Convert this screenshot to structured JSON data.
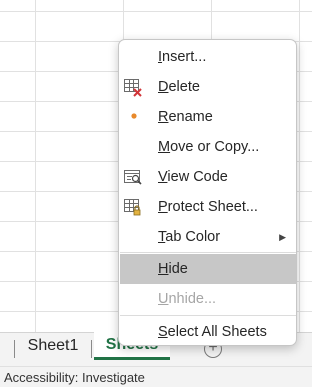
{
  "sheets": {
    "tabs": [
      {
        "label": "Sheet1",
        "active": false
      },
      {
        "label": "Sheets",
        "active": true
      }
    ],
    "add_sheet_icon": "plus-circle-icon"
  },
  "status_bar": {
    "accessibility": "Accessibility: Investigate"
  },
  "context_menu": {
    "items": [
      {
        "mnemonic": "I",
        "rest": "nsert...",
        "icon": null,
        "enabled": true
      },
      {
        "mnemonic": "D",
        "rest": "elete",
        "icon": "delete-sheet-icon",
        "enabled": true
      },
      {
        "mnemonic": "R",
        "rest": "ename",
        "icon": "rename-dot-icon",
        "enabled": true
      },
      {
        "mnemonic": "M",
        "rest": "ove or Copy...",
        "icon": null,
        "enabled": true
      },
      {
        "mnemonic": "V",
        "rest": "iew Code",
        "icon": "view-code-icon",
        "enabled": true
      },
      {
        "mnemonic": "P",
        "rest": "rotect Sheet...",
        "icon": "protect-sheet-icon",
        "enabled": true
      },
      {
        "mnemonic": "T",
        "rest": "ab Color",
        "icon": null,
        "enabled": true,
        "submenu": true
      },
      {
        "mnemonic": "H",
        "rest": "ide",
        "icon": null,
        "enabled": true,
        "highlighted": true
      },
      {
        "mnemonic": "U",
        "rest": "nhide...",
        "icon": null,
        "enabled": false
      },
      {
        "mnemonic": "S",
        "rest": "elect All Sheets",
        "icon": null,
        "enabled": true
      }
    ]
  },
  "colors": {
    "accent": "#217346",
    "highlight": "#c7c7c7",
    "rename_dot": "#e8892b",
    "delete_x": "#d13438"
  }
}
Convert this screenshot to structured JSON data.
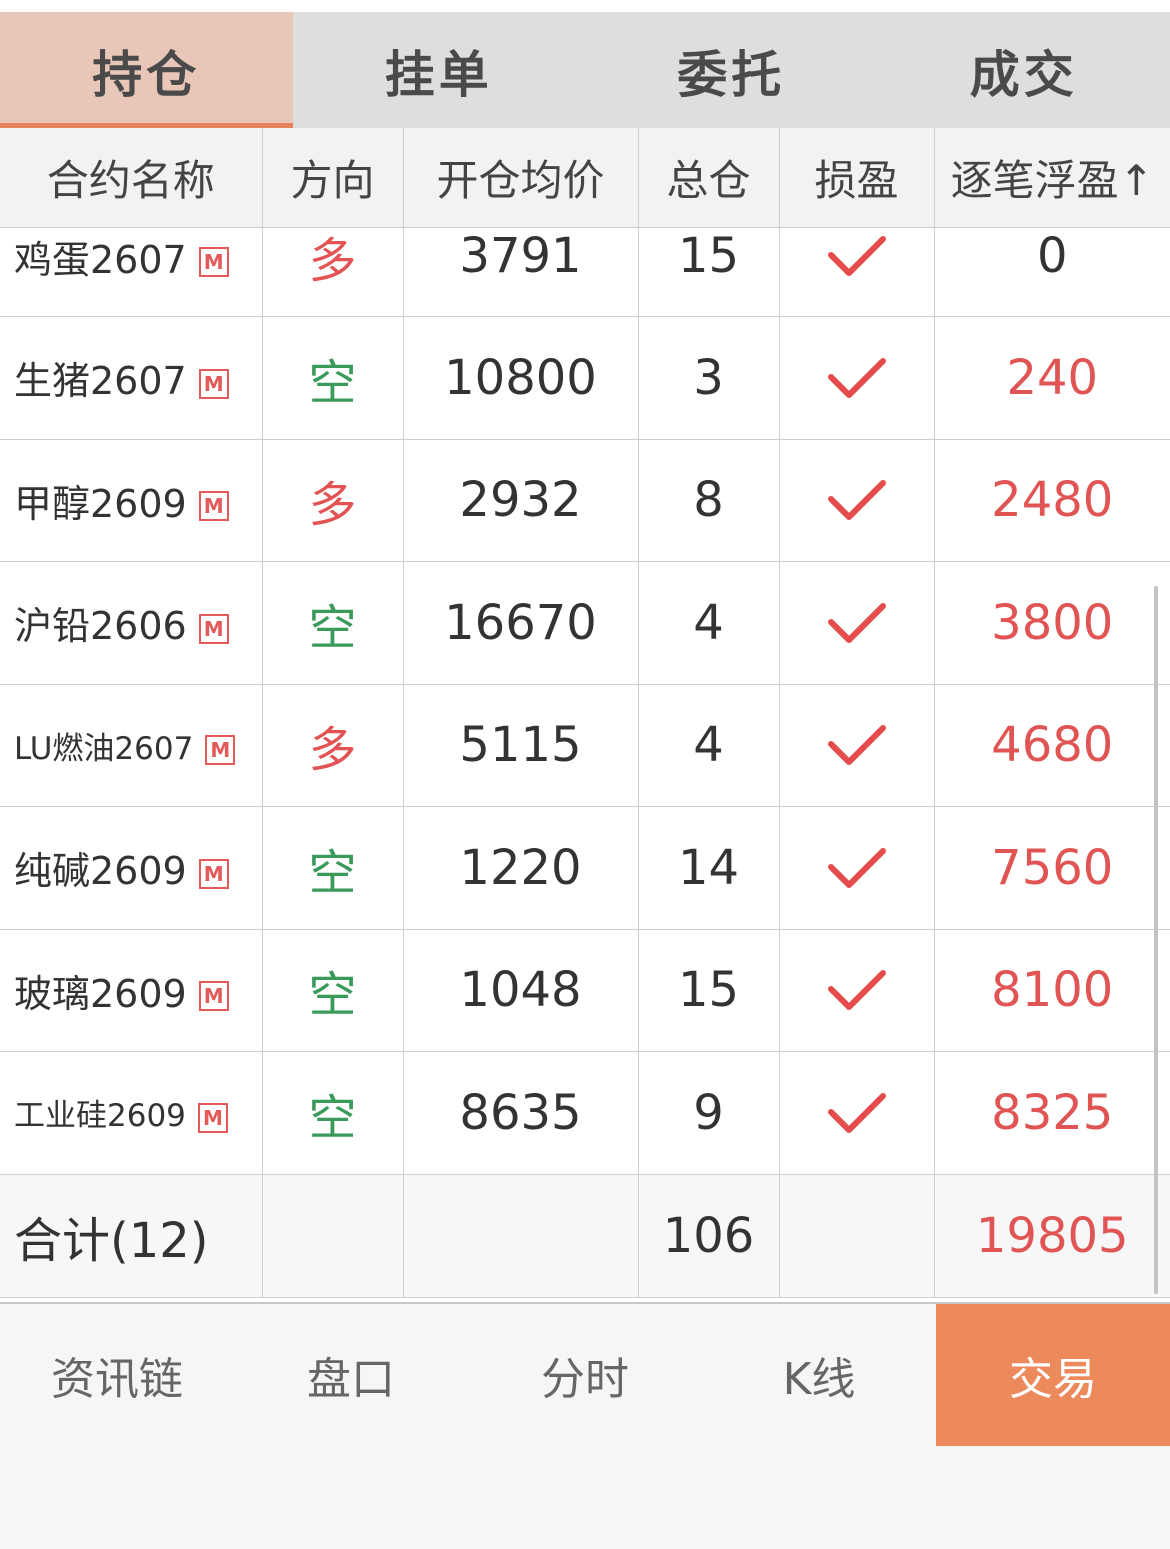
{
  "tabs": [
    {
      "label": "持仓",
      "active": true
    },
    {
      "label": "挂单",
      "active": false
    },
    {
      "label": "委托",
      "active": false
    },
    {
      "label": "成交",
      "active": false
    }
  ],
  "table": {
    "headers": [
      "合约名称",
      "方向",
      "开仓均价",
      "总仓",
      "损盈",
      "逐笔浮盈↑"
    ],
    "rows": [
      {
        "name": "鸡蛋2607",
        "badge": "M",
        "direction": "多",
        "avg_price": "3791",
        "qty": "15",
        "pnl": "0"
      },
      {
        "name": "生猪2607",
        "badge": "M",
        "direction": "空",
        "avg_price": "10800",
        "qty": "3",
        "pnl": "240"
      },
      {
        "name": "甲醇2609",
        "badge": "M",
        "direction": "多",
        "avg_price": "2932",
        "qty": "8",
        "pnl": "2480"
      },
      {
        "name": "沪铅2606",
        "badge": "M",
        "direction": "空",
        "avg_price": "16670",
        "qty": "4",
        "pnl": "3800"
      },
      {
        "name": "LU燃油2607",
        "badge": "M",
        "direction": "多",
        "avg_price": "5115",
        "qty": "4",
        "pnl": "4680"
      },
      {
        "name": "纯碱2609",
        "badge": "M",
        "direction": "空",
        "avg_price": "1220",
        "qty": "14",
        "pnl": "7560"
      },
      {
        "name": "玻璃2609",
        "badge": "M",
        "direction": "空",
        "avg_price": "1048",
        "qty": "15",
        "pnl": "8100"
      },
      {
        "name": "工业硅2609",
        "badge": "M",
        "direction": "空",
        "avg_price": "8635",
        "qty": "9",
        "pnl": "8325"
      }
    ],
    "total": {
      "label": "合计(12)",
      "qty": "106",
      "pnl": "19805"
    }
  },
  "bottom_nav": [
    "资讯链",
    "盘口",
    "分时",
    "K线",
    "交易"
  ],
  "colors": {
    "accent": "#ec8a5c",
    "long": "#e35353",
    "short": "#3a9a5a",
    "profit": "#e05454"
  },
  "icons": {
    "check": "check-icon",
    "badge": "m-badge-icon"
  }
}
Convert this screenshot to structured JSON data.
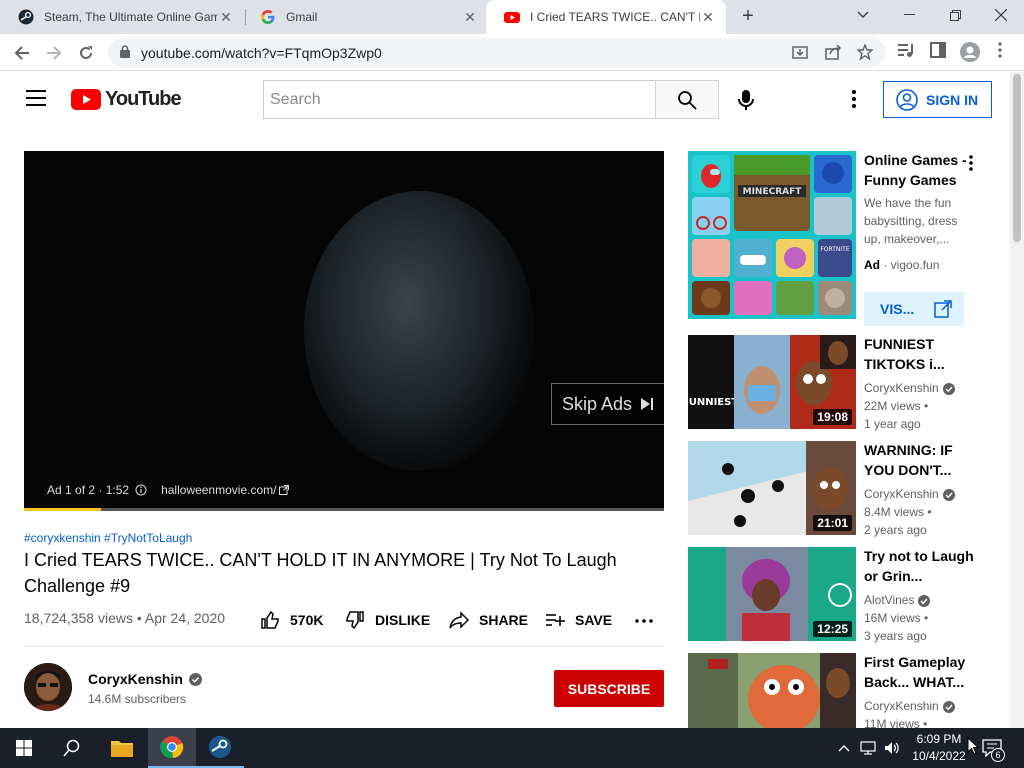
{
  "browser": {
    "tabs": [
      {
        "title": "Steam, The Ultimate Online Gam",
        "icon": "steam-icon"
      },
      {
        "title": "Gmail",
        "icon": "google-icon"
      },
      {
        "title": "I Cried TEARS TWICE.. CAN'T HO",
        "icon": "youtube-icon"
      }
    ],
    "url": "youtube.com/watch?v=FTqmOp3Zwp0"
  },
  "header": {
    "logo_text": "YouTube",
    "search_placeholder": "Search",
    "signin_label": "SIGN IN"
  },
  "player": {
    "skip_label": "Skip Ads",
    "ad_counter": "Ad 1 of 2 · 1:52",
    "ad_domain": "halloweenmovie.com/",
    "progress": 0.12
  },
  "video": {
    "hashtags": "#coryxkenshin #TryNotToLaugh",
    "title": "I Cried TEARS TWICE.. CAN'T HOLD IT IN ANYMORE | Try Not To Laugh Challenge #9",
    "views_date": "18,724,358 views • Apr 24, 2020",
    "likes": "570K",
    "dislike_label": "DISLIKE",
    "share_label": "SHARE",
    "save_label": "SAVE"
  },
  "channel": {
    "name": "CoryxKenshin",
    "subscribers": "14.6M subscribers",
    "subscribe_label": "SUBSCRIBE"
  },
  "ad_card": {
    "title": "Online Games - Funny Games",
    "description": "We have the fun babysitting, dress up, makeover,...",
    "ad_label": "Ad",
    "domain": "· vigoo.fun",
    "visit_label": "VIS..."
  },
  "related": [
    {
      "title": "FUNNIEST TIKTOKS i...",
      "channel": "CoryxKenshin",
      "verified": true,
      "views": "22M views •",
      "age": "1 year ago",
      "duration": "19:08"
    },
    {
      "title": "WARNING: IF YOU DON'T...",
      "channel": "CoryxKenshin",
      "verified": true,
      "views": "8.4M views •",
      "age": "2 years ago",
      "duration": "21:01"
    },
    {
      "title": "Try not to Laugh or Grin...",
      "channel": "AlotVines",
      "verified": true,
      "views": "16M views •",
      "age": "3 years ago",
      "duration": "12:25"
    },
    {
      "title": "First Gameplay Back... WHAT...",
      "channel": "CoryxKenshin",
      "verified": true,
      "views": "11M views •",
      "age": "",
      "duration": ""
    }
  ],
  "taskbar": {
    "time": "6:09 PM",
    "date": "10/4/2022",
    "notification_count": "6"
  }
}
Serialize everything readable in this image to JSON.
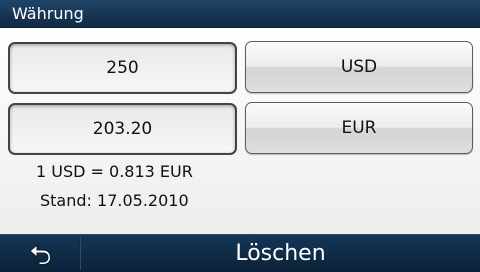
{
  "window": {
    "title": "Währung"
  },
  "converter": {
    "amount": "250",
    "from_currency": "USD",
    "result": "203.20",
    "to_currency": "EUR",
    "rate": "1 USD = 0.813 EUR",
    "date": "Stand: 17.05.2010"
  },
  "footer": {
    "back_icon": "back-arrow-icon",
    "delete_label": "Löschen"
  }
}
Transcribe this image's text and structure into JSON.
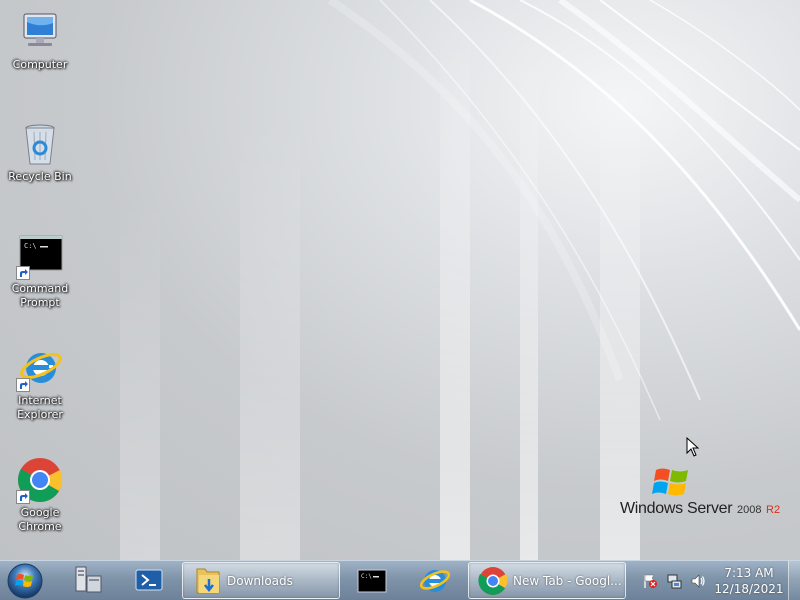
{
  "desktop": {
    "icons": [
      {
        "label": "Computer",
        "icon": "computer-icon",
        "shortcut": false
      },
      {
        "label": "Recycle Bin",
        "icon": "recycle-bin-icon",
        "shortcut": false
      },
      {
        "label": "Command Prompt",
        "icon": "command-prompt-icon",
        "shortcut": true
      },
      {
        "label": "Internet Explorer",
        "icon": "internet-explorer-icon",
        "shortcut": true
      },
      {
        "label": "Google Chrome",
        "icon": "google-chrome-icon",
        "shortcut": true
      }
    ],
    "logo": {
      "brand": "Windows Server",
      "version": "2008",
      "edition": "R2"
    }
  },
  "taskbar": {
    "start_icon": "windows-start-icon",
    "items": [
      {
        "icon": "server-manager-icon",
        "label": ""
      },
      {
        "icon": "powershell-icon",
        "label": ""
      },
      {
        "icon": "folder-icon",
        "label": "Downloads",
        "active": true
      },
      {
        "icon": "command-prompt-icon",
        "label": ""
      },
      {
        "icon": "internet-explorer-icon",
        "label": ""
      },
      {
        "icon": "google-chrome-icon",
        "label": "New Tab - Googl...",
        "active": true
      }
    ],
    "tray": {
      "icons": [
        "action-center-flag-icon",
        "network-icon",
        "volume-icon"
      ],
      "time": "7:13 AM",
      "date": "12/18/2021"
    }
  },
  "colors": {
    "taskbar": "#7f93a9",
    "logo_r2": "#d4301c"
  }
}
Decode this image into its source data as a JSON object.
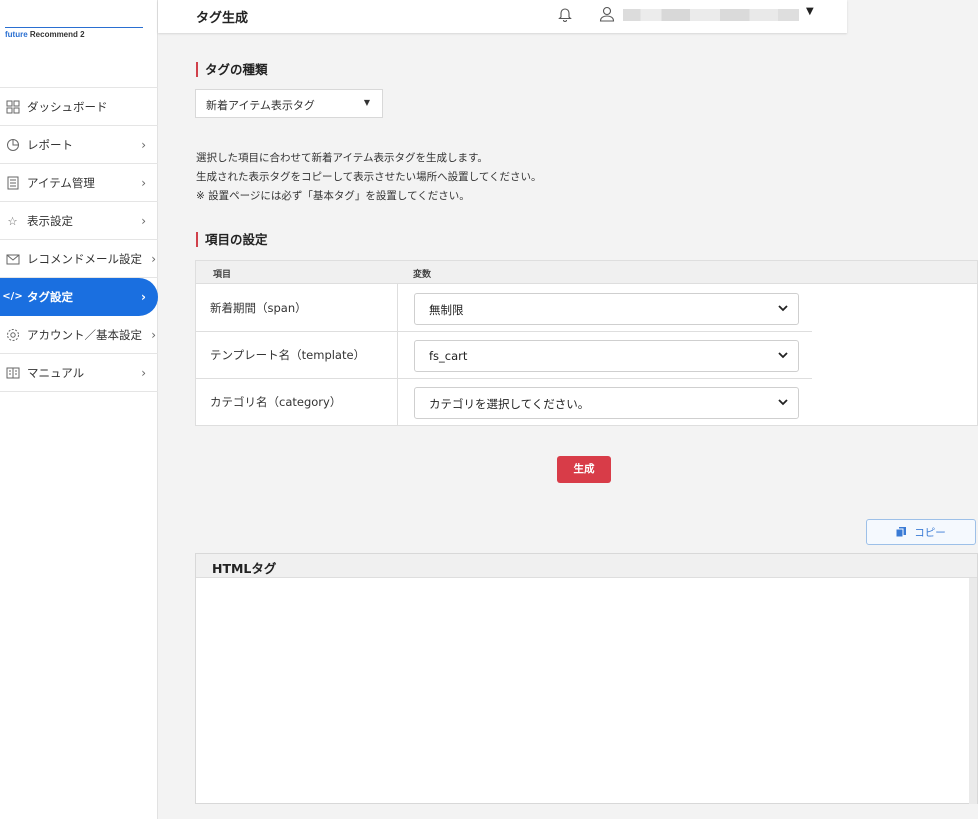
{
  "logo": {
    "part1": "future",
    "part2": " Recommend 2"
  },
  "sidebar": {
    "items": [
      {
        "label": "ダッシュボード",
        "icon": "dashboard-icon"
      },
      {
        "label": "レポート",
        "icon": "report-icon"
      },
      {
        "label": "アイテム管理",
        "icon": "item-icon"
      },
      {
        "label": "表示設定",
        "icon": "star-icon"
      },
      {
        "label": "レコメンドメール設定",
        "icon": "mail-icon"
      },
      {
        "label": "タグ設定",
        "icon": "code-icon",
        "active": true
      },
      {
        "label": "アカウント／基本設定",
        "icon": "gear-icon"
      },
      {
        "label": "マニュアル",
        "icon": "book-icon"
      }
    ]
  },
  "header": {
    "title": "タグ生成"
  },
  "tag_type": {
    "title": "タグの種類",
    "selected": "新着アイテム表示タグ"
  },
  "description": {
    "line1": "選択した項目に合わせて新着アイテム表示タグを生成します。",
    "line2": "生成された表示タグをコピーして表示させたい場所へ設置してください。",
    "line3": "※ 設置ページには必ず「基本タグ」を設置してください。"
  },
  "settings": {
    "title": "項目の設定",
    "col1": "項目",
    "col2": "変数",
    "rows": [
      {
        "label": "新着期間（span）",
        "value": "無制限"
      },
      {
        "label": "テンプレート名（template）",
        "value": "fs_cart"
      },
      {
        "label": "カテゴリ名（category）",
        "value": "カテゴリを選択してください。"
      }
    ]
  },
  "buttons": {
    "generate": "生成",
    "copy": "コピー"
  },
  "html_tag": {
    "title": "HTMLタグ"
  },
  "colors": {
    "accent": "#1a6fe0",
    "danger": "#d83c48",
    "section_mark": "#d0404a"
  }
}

▶ [Task details]:
Only lines with the string "mnemonic" belong in your answer; copy each one.

▶ [Result]:
        "mnemonic": "I",
        "mnemonic": "D",
        "mnemonic": "R",
        "mnemonic": "M",
        "mnemonic": "V",
        "mnemonic": "P",
        "mnemonic": "T",
        "mnemonic": "H",
        "mnemonic": "U",
        "mnemonic": "S",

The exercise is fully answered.